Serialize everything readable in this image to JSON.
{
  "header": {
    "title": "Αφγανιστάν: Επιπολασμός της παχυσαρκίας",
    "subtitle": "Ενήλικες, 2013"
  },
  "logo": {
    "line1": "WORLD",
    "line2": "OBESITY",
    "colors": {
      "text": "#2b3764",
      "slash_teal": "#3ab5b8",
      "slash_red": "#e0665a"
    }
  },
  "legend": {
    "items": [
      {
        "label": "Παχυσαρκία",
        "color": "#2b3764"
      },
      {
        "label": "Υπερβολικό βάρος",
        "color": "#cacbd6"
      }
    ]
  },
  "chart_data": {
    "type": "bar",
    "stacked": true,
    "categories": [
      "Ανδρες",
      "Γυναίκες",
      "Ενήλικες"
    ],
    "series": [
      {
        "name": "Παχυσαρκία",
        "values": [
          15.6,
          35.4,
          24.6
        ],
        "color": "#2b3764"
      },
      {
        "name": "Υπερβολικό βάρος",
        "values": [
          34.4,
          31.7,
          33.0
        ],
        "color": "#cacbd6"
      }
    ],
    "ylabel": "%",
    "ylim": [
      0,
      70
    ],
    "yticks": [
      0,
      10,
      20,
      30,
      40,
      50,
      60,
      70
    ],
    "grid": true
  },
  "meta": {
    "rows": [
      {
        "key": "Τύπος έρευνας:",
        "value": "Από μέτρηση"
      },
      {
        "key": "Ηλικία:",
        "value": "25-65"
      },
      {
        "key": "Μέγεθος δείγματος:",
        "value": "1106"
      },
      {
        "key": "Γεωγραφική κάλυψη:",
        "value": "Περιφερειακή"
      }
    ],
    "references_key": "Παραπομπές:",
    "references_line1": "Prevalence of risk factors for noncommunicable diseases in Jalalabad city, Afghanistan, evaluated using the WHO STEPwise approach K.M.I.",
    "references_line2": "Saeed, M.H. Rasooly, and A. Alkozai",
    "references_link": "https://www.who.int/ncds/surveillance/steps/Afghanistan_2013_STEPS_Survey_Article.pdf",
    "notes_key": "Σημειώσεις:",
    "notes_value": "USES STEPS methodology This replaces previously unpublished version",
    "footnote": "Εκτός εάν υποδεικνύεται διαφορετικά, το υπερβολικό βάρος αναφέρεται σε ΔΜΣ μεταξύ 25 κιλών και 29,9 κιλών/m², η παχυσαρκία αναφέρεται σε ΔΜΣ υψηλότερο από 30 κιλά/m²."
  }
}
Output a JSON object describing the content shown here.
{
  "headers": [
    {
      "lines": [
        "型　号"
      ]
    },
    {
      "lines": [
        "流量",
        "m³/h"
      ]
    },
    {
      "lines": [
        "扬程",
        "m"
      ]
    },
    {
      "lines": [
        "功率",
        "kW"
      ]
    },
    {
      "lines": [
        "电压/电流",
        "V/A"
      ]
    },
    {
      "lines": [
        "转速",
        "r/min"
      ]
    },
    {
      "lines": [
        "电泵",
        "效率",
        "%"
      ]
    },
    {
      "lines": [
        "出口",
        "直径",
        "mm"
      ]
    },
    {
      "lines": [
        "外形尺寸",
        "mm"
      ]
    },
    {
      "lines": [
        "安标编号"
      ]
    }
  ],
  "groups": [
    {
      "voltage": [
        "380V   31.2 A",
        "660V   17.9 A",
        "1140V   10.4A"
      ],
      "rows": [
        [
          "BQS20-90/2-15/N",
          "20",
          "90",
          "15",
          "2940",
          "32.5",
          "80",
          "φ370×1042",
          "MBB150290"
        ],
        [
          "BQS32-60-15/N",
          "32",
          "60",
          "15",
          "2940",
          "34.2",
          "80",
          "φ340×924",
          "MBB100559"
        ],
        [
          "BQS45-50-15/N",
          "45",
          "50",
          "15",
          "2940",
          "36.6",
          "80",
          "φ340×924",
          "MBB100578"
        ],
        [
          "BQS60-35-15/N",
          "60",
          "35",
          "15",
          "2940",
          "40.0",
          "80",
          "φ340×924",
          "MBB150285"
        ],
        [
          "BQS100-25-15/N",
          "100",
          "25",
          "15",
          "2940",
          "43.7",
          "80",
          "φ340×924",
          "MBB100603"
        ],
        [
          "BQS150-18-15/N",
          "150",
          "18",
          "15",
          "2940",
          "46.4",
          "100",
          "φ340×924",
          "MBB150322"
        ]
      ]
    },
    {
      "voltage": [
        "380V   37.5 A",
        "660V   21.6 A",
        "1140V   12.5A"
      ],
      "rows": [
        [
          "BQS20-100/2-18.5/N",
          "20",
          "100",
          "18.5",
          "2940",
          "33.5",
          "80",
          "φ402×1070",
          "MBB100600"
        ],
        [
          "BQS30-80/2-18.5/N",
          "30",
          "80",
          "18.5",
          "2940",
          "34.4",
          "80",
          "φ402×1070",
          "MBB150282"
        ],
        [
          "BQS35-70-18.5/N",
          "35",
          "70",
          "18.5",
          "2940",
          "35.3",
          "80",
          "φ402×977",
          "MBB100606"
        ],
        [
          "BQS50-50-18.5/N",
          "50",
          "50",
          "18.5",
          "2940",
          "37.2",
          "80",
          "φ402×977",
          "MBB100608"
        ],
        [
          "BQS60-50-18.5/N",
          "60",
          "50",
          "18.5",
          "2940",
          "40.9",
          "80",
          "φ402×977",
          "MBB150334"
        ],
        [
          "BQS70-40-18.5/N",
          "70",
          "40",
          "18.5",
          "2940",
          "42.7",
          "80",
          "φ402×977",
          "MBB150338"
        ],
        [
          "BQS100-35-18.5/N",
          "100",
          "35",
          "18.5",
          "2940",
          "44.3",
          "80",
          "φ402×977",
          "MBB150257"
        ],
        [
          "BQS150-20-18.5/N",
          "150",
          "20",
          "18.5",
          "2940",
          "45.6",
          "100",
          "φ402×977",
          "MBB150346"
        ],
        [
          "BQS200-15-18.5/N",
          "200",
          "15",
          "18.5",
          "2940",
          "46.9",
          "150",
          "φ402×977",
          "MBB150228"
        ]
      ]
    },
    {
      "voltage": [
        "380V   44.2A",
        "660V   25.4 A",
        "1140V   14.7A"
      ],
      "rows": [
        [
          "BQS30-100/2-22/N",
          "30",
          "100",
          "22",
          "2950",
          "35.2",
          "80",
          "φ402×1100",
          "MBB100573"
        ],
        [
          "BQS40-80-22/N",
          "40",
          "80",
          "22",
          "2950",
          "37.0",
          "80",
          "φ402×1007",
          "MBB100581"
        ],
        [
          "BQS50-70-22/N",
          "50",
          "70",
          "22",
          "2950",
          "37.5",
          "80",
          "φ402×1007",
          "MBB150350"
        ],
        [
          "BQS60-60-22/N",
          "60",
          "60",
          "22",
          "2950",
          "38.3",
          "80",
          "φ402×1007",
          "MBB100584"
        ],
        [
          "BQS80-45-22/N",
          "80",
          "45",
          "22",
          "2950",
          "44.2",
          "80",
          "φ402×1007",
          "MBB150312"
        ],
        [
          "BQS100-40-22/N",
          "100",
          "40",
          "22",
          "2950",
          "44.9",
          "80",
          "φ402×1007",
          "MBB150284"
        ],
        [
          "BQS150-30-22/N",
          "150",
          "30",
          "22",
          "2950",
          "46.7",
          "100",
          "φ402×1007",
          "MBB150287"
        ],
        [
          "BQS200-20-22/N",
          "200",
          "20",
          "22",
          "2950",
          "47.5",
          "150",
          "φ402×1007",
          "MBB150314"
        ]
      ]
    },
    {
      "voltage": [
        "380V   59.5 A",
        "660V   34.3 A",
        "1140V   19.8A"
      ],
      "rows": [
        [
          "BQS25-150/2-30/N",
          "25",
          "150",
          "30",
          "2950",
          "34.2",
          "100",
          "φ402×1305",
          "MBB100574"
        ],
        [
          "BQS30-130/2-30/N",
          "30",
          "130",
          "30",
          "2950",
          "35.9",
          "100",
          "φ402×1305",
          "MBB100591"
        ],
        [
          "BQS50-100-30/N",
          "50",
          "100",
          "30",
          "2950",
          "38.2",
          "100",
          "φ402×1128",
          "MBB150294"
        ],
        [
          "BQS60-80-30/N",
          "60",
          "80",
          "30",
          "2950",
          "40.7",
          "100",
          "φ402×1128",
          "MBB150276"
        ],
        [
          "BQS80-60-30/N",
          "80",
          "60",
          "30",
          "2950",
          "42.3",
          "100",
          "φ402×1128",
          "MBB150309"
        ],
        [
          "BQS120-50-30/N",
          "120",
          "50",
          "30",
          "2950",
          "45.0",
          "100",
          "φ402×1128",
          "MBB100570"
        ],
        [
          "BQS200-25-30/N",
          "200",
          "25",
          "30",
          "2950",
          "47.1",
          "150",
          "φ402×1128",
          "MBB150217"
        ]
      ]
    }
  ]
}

......

[TASK REQUIREMENTS] Say, as a number only, how many lines of the data contain "βάρος".

[RESULT] 3